# START OF READING TEXT

The intent of this note is to describe some of the
more important aspects of HDL design for FPGAs. The target audience for this
is not the engineer beginning to design in HDL, but for those with some experience already
and who are seeking to further their knowledge. The
examples are in VHDL, although much of it is applicable to Verilog as well.
The first section is dedicated to Register Transfer Level (RTL)
design, that is, designing to specifically target an FPGA, and the second
section discusses behavioral (testbench) design.
The term Register Transfer Level is used to
describe the flow of signals or transfer of data between registers.
It is used to describe the style of coding that will be synthesized
into a programmable device or an ASIC. As one can use VHDL or Verilog
to describe constructs that can't be synthesized, a subset of the HDL
must be used, and this subset is referred to as RTL. For the purposes
of this note, coding for test is referred to as "behavioral" coding.
- Use of Reset
One of the first considerations in coding RTL is
the use of reset in the design. It used to be that one was best off
using the global dedicated reset line in the FPGA to reset all
registers in the device since it conserves routing resources. This is
still an option in many FPGA families, but with availability of
abundant routing resources in today's FPGAs, it isn't as necessary.
Also, it isn't necessary to reset all of the registers in a design,
for example, pipeline registers don't generally need to be reset.
Still, even if one chooses not to use the global reset line, the use
of reset for most registers is required to get the simulation up and
running. Multiple engineers working on the same device have to agree
on the approach since it affects coding style throughout the design.
One easy way to initialize a signal in an HDL, and this is a method
that is not recommended, is to use an initial value on the declaration.
With few exceptions, the use of a default assignment in the signal
declaration should not exist in RTL since it may create a
situation where the RTL simulation will not match the back annotated (timing) simulation. An
example of this is:
SIGNAL dont_do_this : SLB := '1';
An exception to this rule is when there is some small circuit which
needs to be operational during reset and the FPGA guarantees the power up
state of the registers. An example of this would be a counter which is used to elongate
reset and must run when reset is active.

# END OF READING TEXT

WHAT IS ASKED:
According to the note on HDL design for FPGAs, what kind of registers don't generally need to be reset?

# START OF DATASET ROWS

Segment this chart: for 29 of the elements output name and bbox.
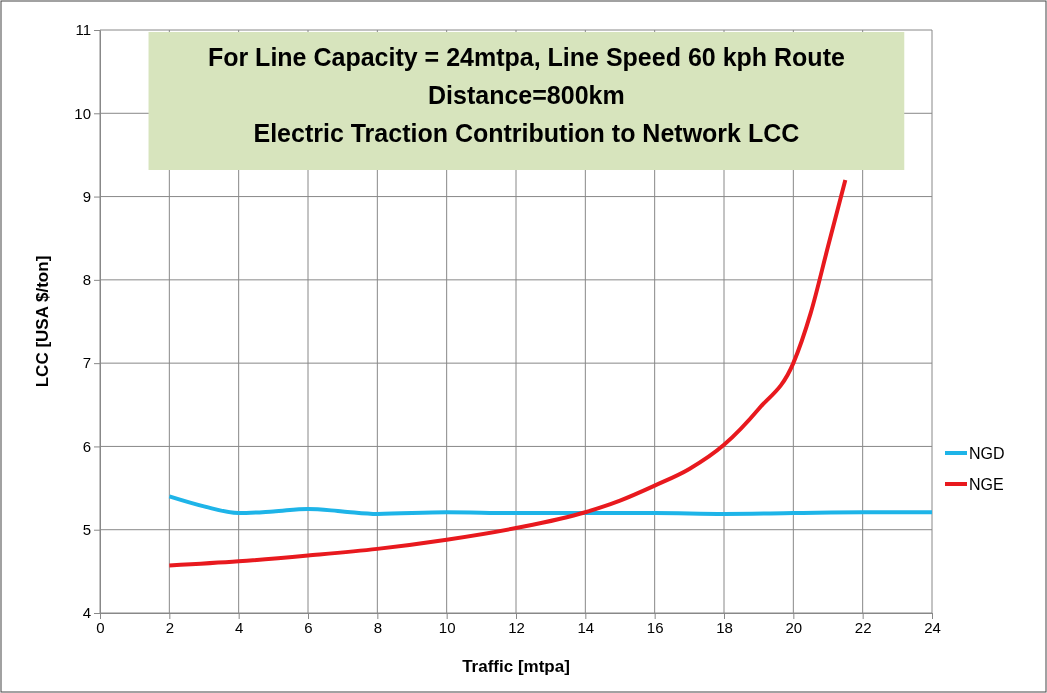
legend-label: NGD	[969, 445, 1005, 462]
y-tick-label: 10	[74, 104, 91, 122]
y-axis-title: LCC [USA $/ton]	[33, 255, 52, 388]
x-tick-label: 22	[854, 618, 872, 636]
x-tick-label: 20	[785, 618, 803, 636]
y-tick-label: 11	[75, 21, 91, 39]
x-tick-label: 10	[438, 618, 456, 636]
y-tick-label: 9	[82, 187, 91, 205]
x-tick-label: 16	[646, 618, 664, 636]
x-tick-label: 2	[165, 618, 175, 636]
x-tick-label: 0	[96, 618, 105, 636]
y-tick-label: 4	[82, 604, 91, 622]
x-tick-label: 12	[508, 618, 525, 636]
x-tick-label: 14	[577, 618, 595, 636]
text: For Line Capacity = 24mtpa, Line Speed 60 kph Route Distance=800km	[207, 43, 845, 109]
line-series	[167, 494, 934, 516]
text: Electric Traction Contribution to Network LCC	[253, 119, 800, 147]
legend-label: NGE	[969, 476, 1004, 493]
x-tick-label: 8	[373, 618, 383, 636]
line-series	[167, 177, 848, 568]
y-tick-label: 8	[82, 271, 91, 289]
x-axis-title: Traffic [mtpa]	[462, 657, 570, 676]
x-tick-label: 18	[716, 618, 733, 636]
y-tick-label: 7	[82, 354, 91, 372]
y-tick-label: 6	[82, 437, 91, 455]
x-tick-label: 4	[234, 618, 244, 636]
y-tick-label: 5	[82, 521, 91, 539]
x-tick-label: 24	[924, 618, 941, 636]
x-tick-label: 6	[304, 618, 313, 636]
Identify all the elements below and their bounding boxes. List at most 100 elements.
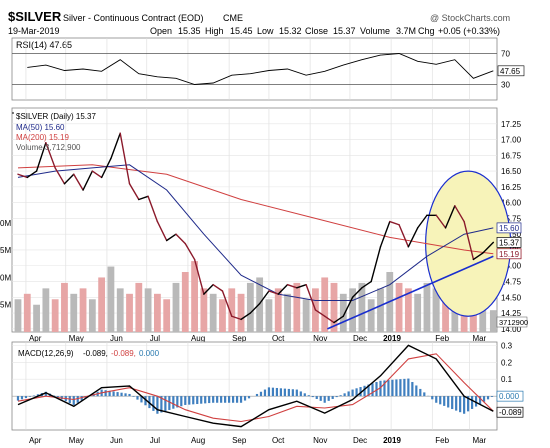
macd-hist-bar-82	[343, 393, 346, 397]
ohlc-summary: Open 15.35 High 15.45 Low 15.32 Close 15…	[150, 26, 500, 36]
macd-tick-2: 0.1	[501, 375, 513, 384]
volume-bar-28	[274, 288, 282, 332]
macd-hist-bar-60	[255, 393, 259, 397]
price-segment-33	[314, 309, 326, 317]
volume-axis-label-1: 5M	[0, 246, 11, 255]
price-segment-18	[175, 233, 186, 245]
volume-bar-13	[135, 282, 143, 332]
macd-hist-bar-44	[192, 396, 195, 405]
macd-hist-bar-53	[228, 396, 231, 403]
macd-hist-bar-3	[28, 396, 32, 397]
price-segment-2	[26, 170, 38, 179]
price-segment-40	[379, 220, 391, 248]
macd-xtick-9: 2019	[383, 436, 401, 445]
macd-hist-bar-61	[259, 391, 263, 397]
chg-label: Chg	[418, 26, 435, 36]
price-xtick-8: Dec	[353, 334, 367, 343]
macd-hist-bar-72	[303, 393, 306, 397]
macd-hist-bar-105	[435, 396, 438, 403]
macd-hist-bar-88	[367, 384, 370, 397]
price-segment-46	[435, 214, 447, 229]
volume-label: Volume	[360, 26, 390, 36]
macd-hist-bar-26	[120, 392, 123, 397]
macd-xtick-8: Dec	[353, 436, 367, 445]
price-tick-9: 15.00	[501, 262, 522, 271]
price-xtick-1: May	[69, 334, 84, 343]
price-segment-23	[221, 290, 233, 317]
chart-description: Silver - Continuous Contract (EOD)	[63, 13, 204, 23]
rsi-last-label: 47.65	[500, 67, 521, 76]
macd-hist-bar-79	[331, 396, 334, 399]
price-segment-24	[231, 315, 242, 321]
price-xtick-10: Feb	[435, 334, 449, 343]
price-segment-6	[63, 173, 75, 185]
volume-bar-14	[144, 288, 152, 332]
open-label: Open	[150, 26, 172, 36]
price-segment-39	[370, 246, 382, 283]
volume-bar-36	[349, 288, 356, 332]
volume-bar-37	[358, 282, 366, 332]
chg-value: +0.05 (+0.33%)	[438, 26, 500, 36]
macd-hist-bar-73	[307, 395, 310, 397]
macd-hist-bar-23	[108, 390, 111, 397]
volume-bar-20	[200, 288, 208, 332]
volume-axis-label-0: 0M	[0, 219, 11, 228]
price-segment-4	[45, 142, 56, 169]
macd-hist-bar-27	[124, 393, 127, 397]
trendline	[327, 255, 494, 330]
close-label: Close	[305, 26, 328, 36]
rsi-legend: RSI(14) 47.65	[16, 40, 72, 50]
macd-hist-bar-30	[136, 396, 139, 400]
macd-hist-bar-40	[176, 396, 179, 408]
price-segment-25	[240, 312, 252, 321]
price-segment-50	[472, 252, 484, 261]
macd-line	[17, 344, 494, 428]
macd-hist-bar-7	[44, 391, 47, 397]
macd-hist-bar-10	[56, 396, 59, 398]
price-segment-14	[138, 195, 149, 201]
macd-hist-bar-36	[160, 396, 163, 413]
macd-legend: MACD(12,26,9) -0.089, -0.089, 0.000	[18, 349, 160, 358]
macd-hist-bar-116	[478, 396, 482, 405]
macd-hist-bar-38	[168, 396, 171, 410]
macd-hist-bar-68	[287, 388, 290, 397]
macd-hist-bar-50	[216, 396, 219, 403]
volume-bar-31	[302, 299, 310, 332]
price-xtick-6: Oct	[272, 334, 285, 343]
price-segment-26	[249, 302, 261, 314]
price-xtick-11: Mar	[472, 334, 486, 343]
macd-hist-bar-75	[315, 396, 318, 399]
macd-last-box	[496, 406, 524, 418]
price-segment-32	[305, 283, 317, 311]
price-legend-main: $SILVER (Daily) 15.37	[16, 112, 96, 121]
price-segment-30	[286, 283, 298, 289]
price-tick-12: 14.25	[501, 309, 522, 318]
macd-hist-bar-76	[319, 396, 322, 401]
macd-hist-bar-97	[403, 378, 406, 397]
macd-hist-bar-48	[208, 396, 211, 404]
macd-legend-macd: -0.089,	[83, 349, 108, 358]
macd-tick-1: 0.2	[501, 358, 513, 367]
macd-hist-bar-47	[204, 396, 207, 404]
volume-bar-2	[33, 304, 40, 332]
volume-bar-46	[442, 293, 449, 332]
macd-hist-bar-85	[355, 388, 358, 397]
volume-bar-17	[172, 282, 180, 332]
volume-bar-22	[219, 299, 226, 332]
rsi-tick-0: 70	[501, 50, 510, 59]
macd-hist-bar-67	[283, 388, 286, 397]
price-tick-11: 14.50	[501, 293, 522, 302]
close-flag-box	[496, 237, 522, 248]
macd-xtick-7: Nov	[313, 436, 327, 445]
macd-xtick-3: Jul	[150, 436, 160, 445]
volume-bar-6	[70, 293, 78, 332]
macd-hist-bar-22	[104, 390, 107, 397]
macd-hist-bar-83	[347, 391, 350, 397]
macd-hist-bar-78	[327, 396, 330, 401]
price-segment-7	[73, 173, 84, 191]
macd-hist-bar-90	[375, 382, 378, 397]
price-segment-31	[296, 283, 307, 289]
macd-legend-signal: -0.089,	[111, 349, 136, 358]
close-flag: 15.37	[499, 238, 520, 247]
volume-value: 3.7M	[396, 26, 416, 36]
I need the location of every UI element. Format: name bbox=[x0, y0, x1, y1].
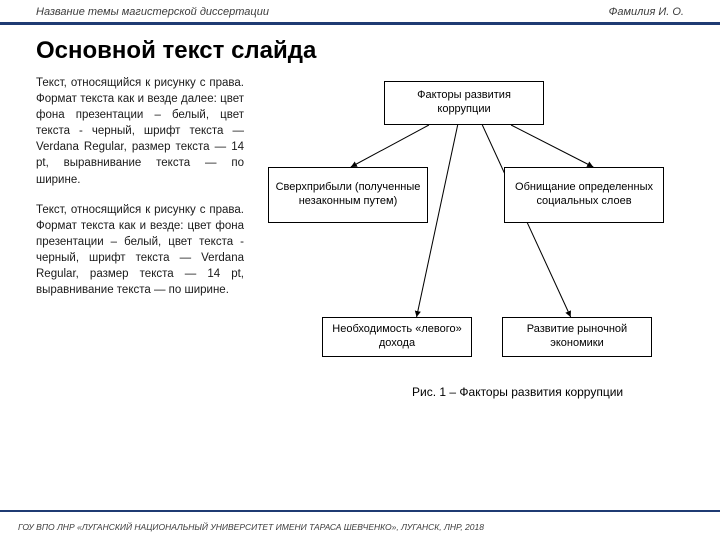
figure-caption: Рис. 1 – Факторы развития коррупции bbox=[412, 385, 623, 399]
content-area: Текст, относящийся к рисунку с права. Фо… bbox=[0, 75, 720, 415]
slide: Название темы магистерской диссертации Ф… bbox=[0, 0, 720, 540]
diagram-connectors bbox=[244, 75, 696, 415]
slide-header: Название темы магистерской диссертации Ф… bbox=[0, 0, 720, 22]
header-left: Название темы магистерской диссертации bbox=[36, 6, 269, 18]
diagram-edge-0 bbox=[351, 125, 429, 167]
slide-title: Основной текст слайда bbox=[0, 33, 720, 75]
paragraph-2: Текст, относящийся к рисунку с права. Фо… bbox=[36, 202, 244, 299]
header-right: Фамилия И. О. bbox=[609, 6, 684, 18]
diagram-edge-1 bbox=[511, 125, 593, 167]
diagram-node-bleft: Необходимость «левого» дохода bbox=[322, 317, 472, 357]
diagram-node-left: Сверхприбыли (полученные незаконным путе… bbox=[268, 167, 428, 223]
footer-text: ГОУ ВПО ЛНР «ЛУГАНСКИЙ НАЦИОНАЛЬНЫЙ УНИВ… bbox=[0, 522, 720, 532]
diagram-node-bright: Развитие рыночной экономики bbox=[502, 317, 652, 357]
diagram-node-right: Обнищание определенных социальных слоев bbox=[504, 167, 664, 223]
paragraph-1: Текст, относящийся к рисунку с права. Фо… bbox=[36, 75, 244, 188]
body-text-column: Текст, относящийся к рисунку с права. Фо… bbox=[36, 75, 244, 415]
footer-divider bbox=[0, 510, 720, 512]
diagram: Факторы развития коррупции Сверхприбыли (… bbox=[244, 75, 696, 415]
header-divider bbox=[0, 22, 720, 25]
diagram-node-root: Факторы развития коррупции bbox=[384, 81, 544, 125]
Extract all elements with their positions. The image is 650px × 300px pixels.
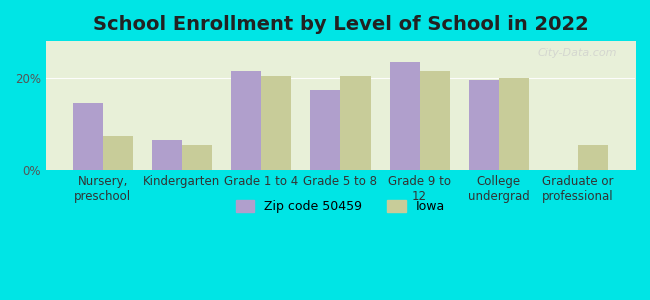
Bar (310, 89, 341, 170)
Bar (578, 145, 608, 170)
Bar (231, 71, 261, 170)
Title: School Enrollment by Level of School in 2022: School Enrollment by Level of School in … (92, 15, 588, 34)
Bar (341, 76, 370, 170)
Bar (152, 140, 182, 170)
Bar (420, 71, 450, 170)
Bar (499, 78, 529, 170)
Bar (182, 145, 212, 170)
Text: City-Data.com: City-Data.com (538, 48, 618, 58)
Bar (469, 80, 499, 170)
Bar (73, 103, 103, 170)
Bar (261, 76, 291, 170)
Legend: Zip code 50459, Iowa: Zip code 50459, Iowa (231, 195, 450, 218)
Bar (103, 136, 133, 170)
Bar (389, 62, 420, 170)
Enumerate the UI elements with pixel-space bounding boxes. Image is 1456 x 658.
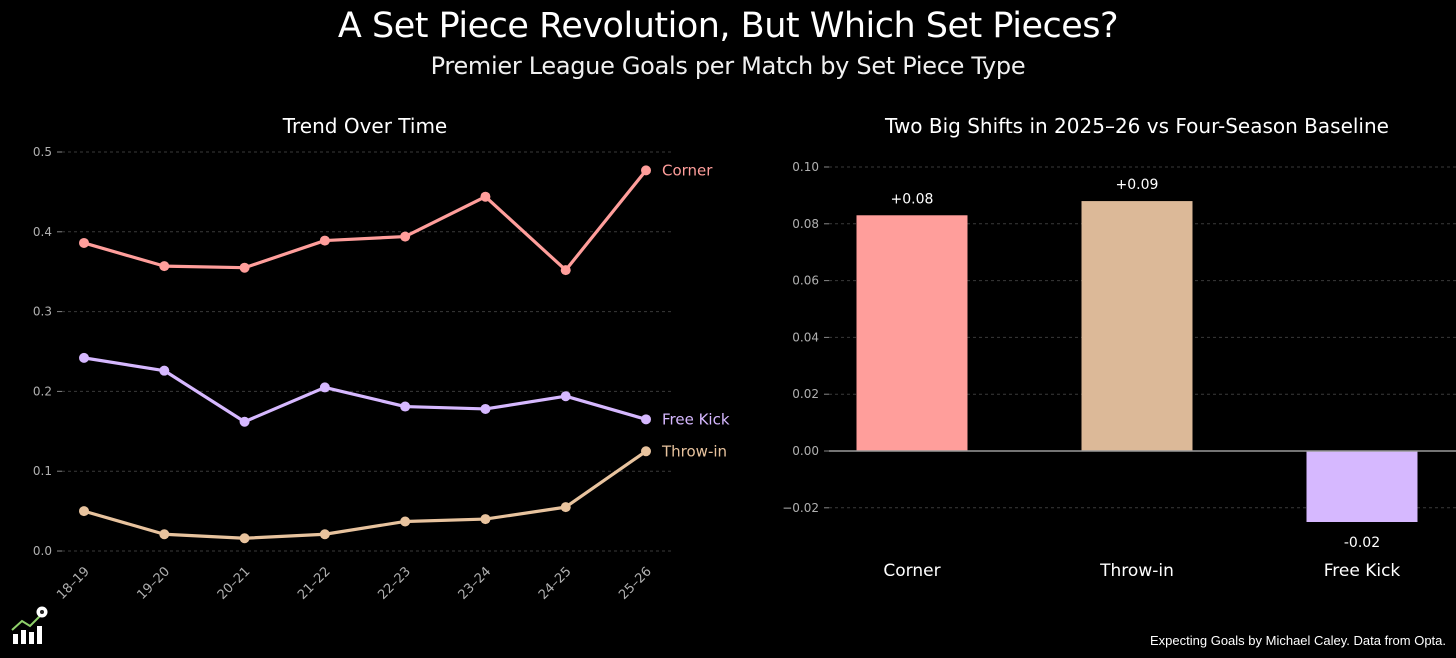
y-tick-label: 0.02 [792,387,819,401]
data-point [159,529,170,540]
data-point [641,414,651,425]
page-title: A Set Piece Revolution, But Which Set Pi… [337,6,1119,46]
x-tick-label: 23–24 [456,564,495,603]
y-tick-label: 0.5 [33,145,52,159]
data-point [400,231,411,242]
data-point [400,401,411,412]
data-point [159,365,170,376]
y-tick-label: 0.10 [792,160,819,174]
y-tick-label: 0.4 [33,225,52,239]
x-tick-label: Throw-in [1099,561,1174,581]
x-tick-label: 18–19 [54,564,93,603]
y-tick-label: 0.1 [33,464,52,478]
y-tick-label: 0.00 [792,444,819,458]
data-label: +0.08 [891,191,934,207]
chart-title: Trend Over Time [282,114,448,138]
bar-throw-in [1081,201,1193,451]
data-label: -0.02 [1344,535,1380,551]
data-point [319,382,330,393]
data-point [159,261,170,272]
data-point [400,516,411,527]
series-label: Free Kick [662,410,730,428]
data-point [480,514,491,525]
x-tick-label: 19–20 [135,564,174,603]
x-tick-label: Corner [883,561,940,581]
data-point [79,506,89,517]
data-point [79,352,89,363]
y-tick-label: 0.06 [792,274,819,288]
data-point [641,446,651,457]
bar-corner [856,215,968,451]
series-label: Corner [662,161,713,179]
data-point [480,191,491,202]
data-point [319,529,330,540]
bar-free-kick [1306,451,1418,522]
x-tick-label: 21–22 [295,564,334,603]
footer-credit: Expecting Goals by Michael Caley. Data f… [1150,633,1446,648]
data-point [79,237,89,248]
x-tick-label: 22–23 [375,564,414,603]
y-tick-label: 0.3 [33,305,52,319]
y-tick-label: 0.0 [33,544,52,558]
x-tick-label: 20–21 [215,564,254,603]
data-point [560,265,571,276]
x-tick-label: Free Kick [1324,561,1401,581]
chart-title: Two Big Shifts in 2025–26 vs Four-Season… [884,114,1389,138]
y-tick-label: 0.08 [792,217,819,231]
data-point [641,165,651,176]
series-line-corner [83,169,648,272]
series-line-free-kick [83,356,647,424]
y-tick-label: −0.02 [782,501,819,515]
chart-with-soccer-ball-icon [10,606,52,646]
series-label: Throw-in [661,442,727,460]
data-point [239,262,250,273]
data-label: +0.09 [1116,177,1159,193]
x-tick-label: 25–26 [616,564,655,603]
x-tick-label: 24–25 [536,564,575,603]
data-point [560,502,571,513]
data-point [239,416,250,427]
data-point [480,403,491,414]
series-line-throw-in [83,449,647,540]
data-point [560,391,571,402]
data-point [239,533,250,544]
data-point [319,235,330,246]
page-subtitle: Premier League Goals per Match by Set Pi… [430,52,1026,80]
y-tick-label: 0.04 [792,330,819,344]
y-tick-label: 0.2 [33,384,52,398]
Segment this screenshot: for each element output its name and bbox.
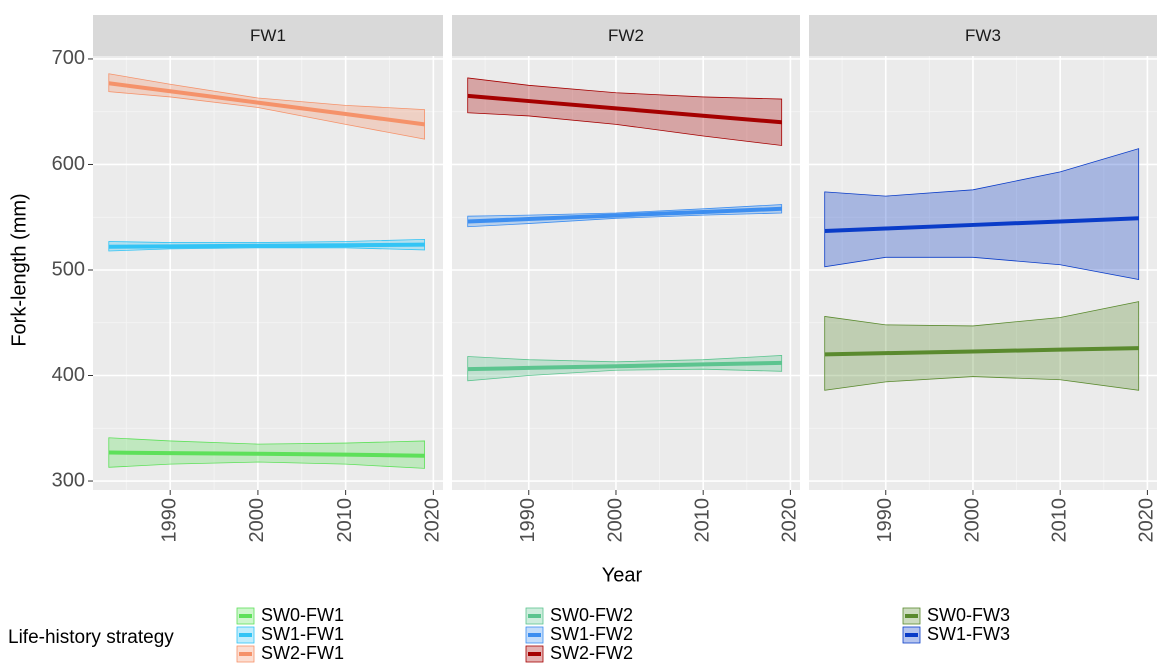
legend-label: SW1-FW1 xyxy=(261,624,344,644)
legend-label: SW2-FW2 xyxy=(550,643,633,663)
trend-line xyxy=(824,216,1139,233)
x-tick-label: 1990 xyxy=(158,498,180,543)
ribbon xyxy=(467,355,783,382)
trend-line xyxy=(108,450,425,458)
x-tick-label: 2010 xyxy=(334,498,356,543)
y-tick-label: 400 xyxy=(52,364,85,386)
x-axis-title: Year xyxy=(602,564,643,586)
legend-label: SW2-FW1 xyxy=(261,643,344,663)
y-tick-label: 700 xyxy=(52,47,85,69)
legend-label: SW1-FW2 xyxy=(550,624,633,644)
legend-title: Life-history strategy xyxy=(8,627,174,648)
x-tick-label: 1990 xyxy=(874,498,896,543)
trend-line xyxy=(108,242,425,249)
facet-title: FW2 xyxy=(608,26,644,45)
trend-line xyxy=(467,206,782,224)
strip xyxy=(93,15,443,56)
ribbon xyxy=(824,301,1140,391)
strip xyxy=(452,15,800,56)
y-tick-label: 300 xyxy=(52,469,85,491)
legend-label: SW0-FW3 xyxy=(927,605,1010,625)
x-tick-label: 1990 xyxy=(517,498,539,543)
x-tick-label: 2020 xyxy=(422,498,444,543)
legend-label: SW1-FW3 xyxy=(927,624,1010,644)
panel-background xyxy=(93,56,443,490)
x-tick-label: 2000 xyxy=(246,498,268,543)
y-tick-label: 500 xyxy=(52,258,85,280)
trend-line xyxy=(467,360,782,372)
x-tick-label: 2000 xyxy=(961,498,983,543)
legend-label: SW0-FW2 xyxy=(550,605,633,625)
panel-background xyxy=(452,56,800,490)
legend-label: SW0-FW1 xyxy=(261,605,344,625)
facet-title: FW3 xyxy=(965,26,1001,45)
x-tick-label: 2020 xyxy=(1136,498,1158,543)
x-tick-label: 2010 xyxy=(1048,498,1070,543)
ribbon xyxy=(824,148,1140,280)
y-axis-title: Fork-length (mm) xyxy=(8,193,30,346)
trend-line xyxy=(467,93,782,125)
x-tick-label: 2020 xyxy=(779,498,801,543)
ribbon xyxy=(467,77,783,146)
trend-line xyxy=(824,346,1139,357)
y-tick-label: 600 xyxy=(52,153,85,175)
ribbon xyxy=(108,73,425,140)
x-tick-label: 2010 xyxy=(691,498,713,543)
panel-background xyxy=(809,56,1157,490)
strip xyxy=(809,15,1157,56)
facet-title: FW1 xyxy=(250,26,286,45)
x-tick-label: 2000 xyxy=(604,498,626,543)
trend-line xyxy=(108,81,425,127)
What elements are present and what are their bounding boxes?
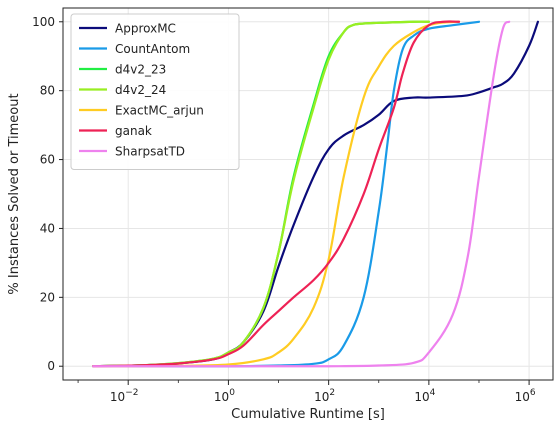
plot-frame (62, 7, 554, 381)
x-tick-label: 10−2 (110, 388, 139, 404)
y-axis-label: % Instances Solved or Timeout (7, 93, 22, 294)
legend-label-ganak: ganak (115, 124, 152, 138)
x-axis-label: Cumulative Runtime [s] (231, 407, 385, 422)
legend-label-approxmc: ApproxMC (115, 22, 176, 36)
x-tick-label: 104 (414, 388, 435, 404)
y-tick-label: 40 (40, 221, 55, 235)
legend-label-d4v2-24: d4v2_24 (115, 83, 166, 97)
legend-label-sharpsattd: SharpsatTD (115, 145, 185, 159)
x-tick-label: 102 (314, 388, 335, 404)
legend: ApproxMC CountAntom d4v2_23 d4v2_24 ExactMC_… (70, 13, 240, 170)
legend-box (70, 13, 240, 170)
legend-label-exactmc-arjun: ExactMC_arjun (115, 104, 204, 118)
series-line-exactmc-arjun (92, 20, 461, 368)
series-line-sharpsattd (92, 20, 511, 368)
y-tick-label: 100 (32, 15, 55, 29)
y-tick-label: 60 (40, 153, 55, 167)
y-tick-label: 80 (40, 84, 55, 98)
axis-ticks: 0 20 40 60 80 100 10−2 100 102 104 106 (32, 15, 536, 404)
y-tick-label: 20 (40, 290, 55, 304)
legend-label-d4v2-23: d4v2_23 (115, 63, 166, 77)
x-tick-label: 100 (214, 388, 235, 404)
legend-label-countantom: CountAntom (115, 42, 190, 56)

# END OF DATASET ROWS

WRITTEN REPLY:
Pipeline registers.